-------- Information provided

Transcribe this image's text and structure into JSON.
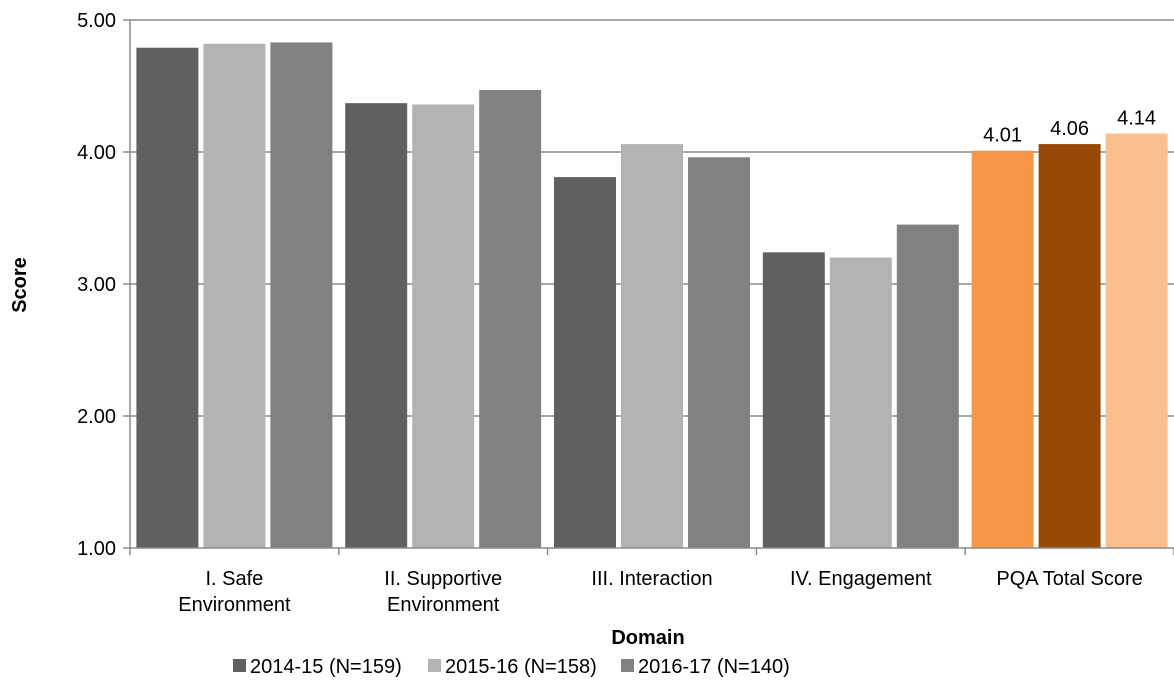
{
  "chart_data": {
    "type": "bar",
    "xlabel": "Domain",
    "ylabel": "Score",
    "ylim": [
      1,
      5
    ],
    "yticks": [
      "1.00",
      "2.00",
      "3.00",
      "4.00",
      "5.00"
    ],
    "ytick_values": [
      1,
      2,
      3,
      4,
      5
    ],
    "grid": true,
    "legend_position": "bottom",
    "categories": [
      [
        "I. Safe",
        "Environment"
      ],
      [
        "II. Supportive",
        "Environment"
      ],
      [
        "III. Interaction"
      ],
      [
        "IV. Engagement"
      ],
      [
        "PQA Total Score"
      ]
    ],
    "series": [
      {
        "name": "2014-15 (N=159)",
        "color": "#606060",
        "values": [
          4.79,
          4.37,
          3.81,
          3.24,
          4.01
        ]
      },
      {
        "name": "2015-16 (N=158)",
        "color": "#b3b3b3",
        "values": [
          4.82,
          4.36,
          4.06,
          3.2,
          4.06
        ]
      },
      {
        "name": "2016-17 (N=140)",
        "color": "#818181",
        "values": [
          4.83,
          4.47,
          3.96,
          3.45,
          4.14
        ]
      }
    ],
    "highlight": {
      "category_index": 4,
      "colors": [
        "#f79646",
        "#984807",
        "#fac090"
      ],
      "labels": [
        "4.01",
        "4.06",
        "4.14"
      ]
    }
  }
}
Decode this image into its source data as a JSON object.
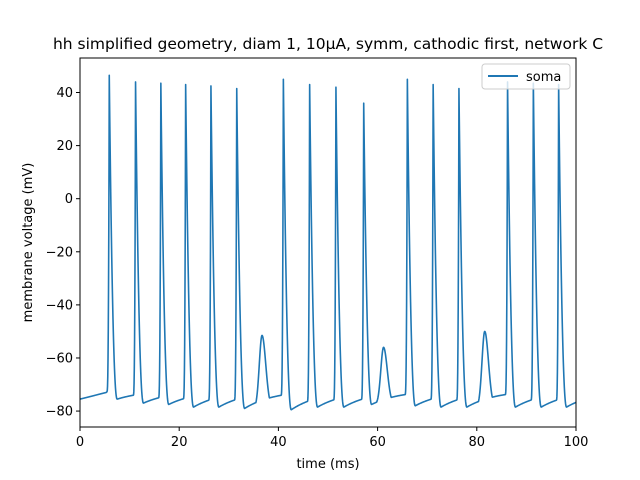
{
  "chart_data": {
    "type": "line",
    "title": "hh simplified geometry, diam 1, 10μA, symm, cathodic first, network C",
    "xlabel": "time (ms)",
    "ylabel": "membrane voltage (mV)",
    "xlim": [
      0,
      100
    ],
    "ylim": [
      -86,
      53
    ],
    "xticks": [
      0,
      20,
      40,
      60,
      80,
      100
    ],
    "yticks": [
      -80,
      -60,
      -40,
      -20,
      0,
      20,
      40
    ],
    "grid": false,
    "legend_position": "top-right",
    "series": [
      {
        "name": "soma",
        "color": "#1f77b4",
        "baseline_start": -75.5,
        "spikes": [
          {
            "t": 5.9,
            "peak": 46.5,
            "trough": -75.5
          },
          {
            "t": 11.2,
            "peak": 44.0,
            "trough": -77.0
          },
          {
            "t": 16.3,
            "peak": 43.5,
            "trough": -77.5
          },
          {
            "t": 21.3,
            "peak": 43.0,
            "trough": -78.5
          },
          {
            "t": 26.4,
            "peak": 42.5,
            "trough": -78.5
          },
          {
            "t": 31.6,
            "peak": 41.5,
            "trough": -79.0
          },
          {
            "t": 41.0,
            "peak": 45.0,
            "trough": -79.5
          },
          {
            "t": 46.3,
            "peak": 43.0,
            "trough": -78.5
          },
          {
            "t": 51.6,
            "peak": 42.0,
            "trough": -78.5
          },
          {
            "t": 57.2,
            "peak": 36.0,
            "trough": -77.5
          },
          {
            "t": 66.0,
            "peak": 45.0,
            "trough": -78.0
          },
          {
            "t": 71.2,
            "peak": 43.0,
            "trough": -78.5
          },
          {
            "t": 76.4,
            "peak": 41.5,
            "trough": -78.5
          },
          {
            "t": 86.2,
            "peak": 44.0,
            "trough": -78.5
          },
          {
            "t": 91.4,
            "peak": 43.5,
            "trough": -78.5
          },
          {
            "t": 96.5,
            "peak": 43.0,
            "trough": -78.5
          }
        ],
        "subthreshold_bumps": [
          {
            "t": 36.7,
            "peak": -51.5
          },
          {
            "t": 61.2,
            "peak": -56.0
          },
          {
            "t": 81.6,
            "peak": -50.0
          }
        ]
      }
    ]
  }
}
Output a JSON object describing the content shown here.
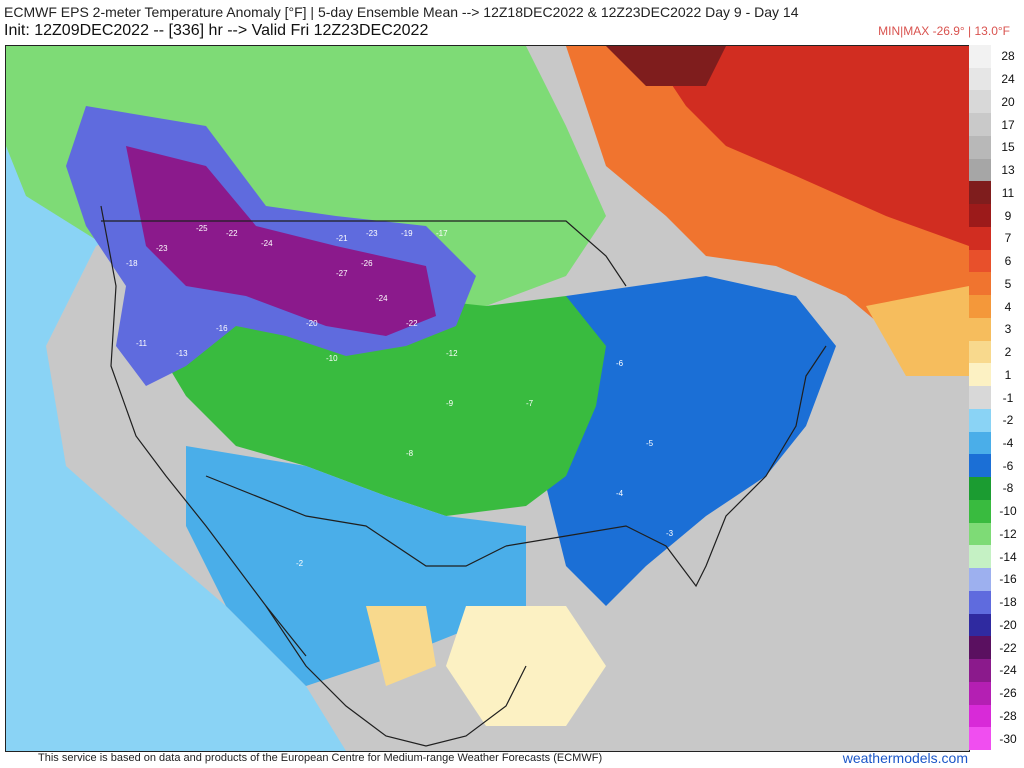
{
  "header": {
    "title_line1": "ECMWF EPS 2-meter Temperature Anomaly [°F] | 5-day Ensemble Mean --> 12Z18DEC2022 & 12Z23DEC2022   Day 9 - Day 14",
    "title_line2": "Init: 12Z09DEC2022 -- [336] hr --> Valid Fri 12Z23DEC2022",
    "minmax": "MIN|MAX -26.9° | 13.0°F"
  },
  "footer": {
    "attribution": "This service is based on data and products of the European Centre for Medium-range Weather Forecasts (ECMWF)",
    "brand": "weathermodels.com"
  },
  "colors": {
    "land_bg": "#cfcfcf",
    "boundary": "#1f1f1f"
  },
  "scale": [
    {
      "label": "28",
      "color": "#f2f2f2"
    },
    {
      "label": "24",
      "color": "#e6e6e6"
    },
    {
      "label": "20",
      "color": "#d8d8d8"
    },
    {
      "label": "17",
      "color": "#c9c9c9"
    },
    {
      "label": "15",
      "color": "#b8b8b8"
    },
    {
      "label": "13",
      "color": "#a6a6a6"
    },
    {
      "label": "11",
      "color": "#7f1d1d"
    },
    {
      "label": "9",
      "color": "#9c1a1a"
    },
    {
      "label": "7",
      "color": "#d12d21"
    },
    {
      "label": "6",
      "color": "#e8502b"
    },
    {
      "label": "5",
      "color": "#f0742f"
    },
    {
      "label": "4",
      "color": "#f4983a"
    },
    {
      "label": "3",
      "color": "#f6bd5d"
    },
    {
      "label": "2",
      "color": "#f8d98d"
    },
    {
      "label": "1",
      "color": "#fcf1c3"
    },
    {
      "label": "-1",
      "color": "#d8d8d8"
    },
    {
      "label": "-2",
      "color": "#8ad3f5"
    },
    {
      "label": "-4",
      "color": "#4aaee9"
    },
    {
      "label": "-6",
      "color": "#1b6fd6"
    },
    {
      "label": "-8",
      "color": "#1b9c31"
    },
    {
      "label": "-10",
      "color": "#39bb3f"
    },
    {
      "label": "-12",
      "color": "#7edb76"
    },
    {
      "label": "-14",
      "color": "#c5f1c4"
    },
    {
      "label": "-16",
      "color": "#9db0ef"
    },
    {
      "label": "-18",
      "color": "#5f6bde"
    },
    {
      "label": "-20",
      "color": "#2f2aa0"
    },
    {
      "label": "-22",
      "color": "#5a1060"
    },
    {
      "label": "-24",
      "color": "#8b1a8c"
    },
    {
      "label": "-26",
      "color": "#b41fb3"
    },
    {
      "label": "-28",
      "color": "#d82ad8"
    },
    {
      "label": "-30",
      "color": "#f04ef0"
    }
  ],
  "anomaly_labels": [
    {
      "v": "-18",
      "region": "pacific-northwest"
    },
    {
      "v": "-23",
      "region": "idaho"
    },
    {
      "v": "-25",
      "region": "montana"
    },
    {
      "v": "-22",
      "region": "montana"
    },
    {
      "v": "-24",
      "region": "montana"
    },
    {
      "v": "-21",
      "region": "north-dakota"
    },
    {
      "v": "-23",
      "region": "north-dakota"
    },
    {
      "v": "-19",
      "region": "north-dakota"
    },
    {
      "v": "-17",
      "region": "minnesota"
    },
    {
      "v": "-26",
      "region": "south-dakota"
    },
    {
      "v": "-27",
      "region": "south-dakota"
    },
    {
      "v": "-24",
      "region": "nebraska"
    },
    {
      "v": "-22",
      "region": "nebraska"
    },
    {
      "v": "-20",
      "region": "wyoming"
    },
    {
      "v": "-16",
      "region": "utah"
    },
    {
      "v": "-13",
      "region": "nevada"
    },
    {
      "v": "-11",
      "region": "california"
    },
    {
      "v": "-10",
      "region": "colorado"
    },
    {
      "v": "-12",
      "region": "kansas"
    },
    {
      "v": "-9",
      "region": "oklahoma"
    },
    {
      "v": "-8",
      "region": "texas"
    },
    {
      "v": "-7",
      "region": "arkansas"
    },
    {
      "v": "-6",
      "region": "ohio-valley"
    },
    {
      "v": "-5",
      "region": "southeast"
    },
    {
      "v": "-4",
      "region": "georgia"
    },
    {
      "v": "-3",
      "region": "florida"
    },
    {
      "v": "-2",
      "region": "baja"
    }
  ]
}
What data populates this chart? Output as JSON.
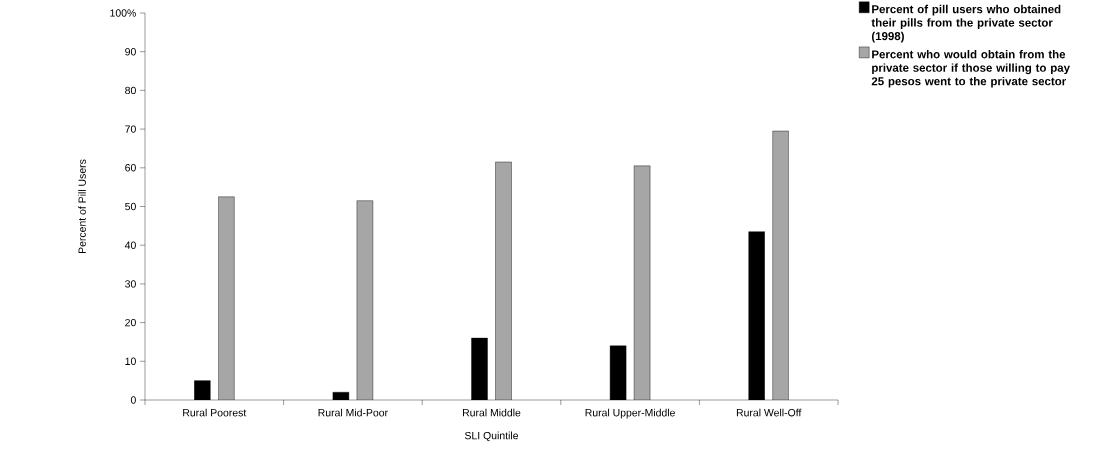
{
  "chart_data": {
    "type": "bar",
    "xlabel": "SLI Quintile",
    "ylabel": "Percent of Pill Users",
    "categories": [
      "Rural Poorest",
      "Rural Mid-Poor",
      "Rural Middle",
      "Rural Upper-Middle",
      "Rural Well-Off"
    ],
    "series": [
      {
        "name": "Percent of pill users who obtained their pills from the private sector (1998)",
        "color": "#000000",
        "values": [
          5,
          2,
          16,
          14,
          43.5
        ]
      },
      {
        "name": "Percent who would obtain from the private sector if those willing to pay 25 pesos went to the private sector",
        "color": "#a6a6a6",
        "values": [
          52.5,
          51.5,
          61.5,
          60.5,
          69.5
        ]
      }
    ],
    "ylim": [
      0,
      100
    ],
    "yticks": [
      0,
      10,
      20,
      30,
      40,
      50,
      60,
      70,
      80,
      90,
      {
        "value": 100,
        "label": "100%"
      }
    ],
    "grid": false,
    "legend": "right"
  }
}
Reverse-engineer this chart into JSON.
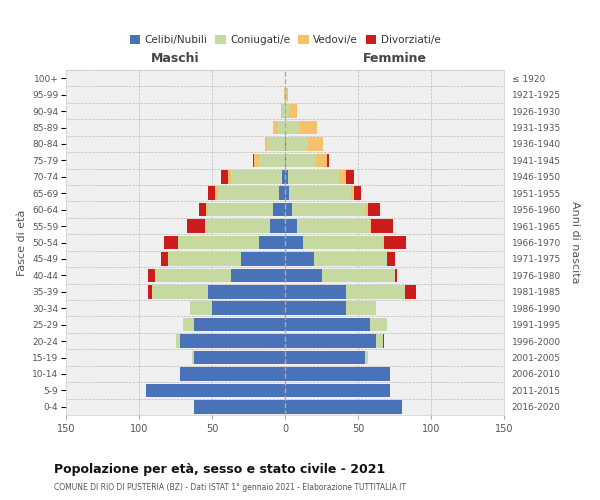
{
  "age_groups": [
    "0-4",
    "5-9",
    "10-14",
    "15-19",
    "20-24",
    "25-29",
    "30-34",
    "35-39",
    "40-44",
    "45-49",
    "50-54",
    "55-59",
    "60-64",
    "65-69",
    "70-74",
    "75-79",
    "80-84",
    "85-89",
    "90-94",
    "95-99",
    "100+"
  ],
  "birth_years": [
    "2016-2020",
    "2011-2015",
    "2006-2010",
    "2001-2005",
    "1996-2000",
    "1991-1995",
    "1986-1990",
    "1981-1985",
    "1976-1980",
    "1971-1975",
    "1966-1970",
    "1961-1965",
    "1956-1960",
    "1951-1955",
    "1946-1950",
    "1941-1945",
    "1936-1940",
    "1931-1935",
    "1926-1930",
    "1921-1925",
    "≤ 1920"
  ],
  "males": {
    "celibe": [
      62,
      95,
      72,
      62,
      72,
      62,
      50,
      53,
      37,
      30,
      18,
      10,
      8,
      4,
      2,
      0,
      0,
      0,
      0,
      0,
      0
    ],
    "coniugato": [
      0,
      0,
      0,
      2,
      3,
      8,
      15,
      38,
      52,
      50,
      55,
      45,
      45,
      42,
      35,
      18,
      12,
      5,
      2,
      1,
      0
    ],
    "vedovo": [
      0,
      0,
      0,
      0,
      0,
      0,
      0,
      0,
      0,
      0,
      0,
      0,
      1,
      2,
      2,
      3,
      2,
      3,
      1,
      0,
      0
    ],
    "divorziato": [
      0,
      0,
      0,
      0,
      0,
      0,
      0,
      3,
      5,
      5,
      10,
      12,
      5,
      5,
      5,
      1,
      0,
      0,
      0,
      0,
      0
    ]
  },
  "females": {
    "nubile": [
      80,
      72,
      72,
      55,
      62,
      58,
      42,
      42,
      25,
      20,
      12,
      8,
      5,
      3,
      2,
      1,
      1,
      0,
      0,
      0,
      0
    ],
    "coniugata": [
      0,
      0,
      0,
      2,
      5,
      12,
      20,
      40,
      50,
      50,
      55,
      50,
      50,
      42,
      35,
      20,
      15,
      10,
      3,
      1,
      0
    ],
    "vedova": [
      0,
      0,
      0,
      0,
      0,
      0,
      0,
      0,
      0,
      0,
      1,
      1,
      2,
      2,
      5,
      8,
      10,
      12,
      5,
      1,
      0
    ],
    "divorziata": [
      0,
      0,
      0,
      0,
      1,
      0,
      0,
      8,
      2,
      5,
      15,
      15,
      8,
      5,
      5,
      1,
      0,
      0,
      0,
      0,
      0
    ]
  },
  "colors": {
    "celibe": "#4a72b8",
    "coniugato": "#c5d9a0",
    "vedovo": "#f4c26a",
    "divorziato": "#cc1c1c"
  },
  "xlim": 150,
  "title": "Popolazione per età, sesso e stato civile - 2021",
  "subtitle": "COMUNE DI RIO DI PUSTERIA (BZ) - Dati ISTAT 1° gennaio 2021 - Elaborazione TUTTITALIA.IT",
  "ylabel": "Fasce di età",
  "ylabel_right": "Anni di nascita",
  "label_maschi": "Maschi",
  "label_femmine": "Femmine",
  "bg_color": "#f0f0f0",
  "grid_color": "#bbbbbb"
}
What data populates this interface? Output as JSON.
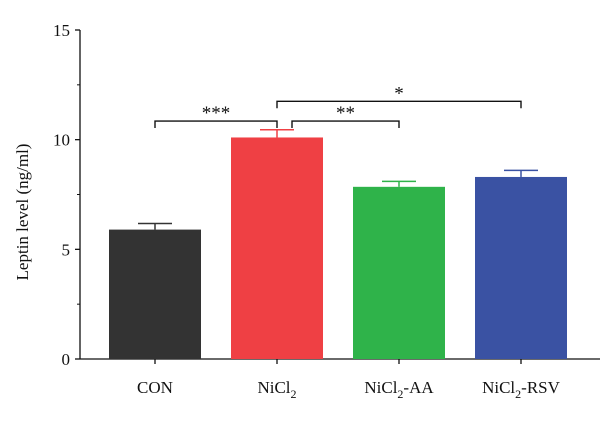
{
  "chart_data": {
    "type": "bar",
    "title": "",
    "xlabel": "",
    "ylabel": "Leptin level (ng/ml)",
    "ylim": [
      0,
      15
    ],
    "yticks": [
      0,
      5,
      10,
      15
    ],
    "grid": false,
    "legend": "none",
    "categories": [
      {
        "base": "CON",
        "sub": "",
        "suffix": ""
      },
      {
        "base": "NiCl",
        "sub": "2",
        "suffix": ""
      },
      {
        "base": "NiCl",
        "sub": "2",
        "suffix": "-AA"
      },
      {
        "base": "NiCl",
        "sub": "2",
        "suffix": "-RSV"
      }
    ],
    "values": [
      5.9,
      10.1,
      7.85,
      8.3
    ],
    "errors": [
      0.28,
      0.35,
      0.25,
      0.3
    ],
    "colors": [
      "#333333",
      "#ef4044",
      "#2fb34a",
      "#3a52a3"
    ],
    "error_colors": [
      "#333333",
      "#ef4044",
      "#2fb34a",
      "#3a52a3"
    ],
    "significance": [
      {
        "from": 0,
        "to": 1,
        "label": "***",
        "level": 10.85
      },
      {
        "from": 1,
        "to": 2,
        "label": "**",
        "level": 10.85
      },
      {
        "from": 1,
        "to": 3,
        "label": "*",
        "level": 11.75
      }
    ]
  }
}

----------------

== The problem ==
State the count of lines holding the string "object" in the listing above, and nothing else.

== Answer to this problem ==
2